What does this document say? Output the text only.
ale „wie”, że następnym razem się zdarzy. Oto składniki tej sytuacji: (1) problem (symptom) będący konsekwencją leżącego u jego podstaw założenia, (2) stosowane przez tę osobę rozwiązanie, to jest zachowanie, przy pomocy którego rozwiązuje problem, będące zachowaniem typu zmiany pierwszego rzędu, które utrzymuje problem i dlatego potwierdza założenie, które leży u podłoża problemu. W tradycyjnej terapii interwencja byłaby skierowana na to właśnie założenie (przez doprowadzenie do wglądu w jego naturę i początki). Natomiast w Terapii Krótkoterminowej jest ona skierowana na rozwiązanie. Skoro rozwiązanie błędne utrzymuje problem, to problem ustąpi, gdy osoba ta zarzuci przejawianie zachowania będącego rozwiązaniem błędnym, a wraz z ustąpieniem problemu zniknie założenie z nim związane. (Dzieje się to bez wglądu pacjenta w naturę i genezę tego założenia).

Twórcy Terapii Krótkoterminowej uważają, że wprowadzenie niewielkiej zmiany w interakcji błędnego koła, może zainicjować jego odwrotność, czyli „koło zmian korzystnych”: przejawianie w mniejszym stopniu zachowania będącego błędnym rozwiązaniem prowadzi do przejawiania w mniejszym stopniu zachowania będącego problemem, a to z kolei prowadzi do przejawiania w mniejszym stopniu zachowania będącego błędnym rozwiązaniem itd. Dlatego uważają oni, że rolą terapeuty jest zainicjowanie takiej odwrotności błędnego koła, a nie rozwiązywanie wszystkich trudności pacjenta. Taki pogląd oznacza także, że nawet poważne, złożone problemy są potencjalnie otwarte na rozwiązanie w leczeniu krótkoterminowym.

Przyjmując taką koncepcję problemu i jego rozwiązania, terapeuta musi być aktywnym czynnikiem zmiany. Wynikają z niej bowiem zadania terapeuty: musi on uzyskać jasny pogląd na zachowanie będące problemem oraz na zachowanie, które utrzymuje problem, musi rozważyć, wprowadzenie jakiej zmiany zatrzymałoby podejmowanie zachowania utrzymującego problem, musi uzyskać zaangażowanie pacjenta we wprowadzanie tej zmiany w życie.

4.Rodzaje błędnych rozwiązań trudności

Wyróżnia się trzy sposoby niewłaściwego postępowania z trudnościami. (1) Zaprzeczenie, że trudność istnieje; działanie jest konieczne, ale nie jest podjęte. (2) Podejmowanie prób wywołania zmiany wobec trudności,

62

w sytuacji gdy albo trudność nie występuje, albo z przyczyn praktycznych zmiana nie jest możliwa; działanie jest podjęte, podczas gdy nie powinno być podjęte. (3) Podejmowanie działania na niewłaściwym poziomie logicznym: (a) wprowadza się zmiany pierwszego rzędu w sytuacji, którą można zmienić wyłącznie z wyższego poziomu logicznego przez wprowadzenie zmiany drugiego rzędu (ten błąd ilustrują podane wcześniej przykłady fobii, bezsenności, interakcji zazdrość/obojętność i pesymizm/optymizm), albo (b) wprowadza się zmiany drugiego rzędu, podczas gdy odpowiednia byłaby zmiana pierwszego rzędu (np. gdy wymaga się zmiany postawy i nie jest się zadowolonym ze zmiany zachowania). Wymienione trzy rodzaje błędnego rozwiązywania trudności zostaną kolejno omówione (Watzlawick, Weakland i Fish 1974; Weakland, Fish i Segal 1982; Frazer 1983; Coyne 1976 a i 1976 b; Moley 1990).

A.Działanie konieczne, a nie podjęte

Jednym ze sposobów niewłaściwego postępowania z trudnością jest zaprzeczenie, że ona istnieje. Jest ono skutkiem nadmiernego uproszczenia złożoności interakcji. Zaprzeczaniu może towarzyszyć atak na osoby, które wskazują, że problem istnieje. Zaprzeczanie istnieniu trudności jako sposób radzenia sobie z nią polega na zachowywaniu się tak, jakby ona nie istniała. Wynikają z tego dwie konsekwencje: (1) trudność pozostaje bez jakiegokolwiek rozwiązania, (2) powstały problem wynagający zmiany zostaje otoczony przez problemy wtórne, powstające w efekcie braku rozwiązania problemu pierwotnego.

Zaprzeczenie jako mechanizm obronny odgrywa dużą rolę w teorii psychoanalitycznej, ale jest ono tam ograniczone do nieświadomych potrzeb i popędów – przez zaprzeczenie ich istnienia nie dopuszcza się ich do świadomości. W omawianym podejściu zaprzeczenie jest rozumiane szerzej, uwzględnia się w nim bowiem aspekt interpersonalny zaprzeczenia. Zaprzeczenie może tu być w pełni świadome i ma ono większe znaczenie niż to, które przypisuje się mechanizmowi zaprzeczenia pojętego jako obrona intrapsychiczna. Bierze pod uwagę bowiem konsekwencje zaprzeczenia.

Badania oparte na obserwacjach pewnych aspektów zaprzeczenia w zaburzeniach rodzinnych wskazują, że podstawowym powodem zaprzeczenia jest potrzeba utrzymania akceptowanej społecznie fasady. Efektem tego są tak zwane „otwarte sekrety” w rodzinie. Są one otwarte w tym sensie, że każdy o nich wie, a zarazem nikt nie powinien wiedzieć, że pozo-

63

- - - - - - -

> [INSTRUCTIONS TO FOLLOW] Repeat the listing in full, keeping every line exactly as it is.

> [ANSWER TO THE PROBLEM]
What does this document say? Output the text only.
ale „wie”, że następnym razem się zdarzy. Oto składniki tej sytuacji: (1) problem (symptom) będący konsekwencją leżącego u jego podstaw założenia, (2) stosowane przez tę osobę rozwiązanie, to jest zachowanie, przy pomocy którego rozwiązuje problem, będące zachowaniem typu zmiany pierwszego rzędu, które utrzymuje problem i dlatego potwierdza założenie, które leży u podłoża problemu. W tradycyjnej terapii interwencja byłaby skierowana na to właśnie założenie (przez doprowadzenie do wglądu w jego naturę i początki). Natomiast w Terapii Krótkoterminowej jest ona skierowana na rozwiązanie. Skoro rozwiązanie błędne utrzymuje problem, to problem ustąpi, gdy osoba ta zarzuci przejawianie zachowania będącego rozwiązaniem błędnym, a wraz z ustąpieniem problemu zniknie założenie z nim związane. (Dzieje się to bez wglądu pacjenta w naturę i genezę tego założenia).

Twórcy Terapii Krótkoterminowej uważają, że wprowadzenie niewielkiej zmiany w interakcji błędnego koła, może zainicjować jego odwrotność, czyli „koło zmian korzystnych”: przejawianie w mniejszym stopniu zachowania będącego błędnym rozwiązaniem prowadzi do przejawiania w mniejszym stopniu zachowania będącego problemem, a to z kolei prowadzi do przejawiania w mniejszym stopniu zachowania będącego błędnym rozwiązaniem itd. Dlatego uważają oni, że rolą terapeuty jest zainicjowanie takiej odwrotności błędnego koła, a nie rozwiązywanie wszystkich trudności pacjenta. Taki pogląd oznacza także, że nawet poważne, złożone problemy są potencjalnie otwarte na rozwiązanie w leczeniu krótkoterminowym.

Przyjmując taką koncepcję problemu i jego rozwiązania, terapeuta musi być aktywnym czynnikiem zmiany. Wynikają z niej bowiem zadania terapeuty: musi on uzyskać jasny pogląd na zachowanie będące problemem oraz na zachowanie, które utrzymuje problem, musi rozważyć, wprowadzenie jakiej zmiany zatrzymałoby podejmowanie zachowania utrzymującego problem, musi uzyskać zaangażowanie pacjenta we wprowadzanie tej zmiany w życie.

4.Rodzaje błędnych rozwiązań trudności

Wyróżnia się trzy sposoby niewłaściwego postępowania z trudnościami. (1) Zaprzeczenie, że trudność istnieje; działanie jest konieczne, ale nie jest podjęte. (2) Podejmowanie prób wywołania zmiany wobec trudności,

62

w sytuacji gdy albo trudność nie występuje, albo z przyczyn praktycznych zmiana nie jest możliwa; działanie jest podjęte, podczas gdy nie powinno być podjęte. (3) Podejmowanie działania na niewłaściwym poziomie logicznym: (a) wprowadza się zmiany pierwszego rzędu w sytuacji, którą można zmienić wyłącznie z wyższego poziomu logicznego przez wprowadzenie zmiany drugiego rzędu (ten błąd ilustrują podane wcześniej przykłady fobii, bezsenności, interakcji zazdrość/obojętność i pesymizm/optymizm), albo (b) wprowadza się zmiany drugiego rzędu, podczas gdy odpowiednia byłaby zmiana pierwszego rzędu (np. gdy wymaga się zmiany postawy i nie jest się zadowolonym ze zmiany zachowania). Wymienione trzy rodzaje błędnego rozwiązywania trudności zostaną kolejno omówione (Watzlawick, Weakland i Fish 1974; Weakland, Fish i Segal 1982; Frazer 1983; Coyne 1976 a i 1976 b; Moley 1990).

A.Działanie konieczne, a nie podjęte

Jednym ze sposobów niewłaściwego postępowania z trudnością jest zaprzeczenie, że ona istnieje. Jest ono skutkiem nadmiernego uproszczenia złożoności interakcji. Zaprzeczaniu może towarzyszyć atak na osoby, które wskazują, że problem istnieje. Zaprzeczanie istnieniu trudności jako sposób radzenia sobie z nią polega na zachowywaniu się tak, jakby ona nie istniała. Wynikają z tego dwie konsekwencje: (1) trudność pozostaje bez jakiegokolwiek rozwiązania, (2) powstały problem wynagający zmiany zostaje otoczony przez problemy wtórne, powstające w efekcie braku rozwiązania problemu pierwotnego.

Zaprzeczenie jako mechanizm obronny odgrywa dużą rolę w teorii psychoanalitycznej, ale jest ono tam ograniczone do nieświadomych potrzeb i popędów – przez zaprzeczenie ich istnienia nie dopuszcza się ich do świadomości. W omawianym podejściu zaprzeczenie jest rozumiane szerzej, uwzględnia się w nim bowiem aspekt interpersonalny zaprzeczenia. Zaprzeczenie może tu być w pełni świadome i ma ono większe znaczenie niż to, które przypisuje się mechanizmowi zaprzeczenia pojętego jako obrona intrapsychiczna. Bierze pod uwagę bowiem konsekwencje zaprzeczenia.

Badania oparte na obserwacjach pewnych aspektów zaprzeczenia w zaburzeniach rodzinnych wskazują, że podstawowym powodem zaprzeczenia jest potrzeba utrzymania akceptowanej społecznie fasady. Efektem tego są tak zwane „otwarte sekrety” w rodzinie. Są one otwarte w tym sensie, że każdy o nich wie, a zarazem nikt nie powinien wiedzieć, że pozo-

63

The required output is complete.